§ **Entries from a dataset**
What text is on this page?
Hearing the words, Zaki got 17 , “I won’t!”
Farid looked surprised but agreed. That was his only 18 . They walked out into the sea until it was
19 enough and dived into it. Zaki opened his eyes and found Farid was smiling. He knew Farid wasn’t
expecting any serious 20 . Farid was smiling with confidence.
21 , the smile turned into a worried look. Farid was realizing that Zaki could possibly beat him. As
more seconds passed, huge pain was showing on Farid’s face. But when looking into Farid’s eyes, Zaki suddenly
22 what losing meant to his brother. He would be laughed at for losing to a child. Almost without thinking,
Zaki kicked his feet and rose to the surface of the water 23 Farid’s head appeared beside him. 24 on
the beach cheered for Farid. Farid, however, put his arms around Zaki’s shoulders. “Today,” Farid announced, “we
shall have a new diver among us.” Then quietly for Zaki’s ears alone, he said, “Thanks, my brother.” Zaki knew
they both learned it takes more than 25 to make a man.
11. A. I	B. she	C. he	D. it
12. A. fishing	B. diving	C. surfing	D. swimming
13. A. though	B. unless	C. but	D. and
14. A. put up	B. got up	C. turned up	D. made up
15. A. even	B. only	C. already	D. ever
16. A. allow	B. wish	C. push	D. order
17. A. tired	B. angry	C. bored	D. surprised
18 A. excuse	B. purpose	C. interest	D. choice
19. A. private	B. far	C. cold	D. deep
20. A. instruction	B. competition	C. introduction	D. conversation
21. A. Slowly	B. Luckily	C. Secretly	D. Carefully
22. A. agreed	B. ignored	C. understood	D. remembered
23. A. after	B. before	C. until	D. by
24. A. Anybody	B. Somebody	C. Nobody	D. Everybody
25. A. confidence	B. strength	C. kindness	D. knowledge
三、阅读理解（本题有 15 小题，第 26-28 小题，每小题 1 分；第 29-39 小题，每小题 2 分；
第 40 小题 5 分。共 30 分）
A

§ **WRITTEN TASK**
From the entries above, return each line with the word "into" in it.

§ **OUTPUT**
Farid looked surprised but agreed. That was his only 18 . They walked out into the sea until it was
19 enough and dived into it. Zaki opened his eyes and found Farid was smiling. He knew Farid wasn’t
21 , the smile turned into a worried look. Farid was realizing that Zaki could possibly beat him. As
more seconds passed, huge pain was showing on Farid’s face. But when looking into Farid’s eyes, Zaki suddenly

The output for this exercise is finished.